> **CHALLENGE**: Pull out every line below containing the word "realizar".
--*--
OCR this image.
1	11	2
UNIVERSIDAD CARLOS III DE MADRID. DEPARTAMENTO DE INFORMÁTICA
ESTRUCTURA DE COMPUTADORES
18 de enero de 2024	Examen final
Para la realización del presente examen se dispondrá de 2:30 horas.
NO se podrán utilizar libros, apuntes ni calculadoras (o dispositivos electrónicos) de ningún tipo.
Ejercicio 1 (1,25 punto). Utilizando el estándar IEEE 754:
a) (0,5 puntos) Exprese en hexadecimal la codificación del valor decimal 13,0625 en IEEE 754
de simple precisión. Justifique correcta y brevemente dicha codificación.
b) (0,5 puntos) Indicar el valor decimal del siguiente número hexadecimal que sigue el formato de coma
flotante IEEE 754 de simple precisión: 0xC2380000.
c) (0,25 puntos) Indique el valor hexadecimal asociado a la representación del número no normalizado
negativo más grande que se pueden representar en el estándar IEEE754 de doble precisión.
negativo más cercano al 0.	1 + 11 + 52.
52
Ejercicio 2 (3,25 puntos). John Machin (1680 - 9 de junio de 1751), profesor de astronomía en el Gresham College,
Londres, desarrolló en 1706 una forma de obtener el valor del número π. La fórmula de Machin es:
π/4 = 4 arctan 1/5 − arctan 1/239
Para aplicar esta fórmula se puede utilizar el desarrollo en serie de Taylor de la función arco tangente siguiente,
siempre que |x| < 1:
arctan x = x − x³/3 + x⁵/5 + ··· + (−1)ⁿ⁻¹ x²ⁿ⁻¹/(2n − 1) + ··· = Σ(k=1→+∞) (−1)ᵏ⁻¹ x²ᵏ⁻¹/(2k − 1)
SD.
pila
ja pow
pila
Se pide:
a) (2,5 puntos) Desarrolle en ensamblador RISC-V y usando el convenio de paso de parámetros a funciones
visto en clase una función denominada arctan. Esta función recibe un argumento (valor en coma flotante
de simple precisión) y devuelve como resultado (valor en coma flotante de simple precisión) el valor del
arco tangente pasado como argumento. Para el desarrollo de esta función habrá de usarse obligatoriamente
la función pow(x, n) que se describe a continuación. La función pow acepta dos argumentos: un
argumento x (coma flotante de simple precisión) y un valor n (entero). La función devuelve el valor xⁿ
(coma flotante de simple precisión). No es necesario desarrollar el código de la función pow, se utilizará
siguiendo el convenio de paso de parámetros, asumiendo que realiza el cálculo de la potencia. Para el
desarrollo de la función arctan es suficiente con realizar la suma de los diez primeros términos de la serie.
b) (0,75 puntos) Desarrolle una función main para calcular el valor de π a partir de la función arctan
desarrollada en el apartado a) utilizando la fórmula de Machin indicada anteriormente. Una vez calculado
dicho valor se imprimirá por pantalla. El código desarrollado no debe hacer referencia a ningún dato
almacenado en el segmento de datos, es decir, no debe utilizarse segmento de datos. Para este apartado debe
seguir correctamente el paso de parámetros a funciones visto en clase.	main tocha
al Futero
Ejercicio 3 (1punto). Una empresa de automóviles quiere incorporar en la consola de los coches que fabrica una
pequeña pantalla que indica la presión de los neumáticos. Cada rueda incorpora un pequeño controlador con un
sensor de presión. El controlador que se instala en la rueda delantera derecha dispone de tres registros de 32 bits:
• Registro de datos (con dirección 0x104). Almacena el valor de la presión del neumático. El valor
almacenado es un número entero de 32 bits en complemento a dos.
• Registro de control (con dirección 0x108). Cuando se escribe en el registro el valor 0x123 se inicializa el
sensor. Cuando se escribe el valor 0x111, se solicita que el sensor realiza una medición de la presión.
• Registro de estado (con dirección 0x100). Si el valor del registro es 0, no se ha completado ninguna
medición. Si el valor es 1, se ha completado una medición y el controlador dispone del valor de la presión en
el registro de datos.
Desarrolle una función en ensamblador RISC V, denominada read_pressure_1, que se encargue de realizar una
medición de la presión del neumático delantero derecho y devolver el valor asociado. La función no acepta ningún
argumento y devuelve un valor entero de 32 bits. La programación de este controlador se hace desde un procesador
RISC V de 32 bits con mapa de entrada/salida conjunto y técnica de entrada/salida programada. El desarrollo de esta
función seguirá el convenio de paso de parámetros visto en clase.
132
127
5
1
--*--
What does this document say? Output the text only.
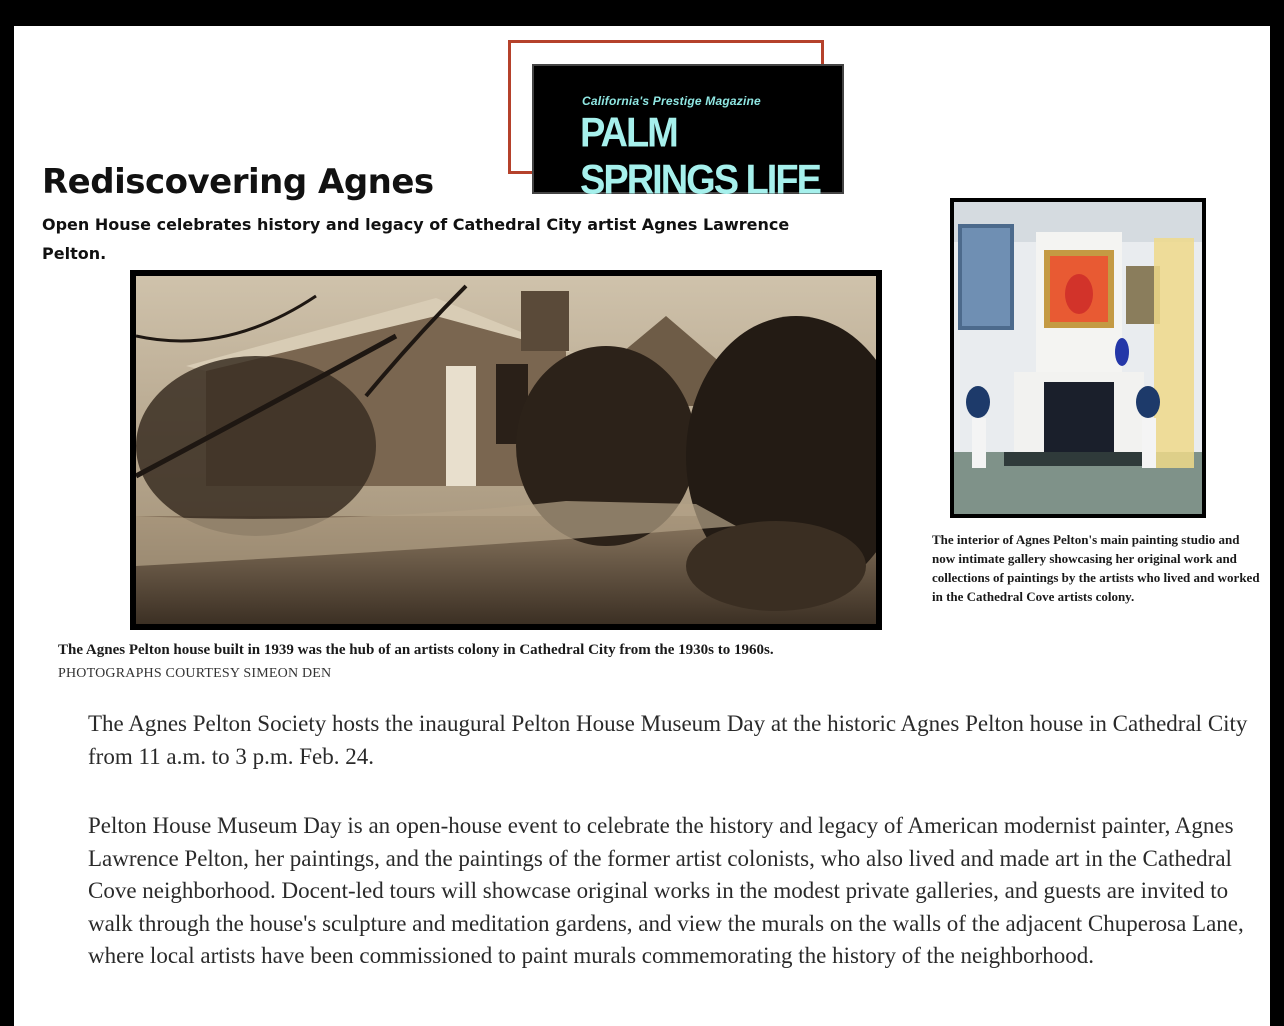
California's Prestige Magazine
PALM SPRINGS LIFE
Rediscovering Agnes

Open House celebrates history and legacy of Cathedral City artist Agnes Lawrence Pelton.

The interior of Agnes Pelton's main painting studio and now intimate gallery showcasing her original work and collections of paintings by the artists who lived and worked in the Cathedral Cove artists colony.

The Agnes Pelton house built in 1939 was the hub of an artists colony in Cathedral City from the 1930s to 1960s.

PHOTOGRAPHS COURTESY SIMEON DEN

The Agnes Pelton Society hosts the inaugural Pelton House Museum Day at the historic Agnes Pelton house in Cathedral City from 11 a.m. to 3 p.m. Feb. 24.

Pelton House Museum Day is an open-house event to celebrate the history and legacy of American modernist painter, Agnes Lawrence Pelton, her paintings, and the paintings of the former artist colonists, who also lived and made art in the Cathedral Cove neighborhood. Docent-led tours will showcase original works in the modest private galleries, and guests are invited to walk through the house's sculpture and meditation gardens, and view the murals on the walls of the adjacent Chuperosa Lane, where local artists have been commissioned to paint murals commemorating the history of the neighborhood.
--*--
> **FULL OUTPUT**:
desarrollo de la función arctan es suficiente con realizar la suma de los diez primeros términos de la serie.
Desarrolle una función en ensamblador RISC V, denominada read_pressure_1, que se encargue de realizar una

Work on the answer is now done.